- **INSTRUCTION**
Beginning at the line that contains "Serialize everything readable", reproduce every line to the end of the material without changing any of them.

- **MATERIAL**
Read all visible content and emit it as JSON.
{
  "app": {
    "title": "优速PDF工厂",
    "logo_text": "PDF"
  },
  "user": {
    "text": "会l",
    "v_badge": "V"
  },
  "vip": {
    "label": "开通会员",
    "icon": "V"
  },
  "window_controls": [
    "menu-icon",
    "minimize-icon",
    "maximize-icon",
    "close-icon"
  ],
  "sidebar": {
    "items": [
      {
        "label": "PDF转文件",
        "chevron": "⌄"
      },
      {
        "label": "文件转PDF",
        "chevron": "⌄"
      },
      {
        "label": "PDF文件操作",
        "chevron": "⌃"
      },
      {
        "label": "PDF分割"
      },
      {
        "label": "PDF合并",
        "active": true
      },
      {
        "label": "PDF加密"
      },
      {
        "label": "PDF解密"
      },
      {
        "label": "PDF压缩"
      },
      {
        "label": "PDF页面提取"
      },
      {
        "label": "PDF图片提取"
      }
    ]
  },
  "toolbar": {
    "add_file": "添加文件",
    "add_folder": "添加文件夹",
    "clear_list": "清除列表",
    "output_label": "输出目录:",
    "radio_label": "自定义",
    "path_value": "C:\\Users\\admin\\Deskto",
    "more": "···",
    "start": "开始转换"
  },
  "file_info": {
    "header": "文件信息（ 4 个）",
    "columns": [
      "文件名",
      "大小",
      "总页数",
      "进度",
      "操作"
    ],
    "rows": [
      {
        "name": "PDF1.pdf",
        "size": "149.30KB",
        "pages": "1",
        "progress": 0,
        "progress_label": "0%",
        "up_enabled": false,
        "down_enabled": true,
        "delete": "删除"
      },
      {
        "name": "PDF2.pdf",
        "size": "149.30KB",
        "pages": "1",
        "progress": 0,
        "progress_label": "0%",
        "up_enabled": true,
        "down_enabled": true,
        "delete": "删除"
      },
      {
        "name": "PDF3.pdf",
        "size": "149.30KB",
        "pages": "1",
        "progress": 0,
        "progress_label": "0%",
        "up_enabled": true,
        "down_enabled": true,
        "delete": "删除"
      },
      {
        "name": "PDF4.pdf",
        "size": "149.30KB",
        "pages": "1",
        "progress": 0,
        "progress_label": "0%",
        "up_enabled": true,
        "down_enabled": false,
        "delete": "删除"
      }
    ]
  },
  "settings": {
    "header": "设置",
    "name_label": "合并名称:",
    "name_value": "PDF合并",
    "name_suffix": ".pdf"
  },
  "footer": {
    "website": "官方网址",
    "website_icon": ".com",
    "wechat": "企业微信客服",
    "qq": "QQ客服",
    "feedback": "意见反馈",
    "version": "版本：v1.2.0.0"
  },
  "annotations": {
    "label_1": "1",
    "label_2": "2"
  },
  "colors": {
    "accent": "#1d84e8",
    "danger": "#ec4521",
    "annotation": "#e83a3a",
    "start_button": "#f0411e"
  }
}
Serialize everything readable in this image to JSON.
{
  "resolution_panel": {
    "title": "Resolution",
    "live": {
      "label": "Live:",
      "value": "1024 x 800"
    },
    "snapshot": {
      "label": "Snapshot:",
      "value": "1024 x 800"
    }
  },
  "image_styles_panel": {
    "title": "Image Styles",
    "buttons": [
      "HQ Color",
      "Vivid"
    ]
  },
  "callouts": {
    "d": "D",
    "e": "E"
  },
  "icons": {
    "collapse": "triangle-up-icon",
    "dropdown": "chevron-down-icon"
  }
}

- **COMPLETE ANSWER**
Serialize everything readable in this image to JSON.
{
  "resolution_panel": {
    "title": "Resolution",
    "live": {
      "label": "Live:",
      "value": "1024 x 800"
    },
    "snapshot": {
      "label": "Snapshot:",
      "value": "1024 x 800"
    }
  },
  "image_styles_panel": {
    "title": "Image Styles",
    "buttons": [
      "HQ Color",
      "Vivid"
    ]
  },
  "callouts": {
    "d": "D",
    "e": "E"
  },
  "icons": {
    "collapse": "triangle-up-icon",
    "dropdown": "chevron-down-icon"
  }
}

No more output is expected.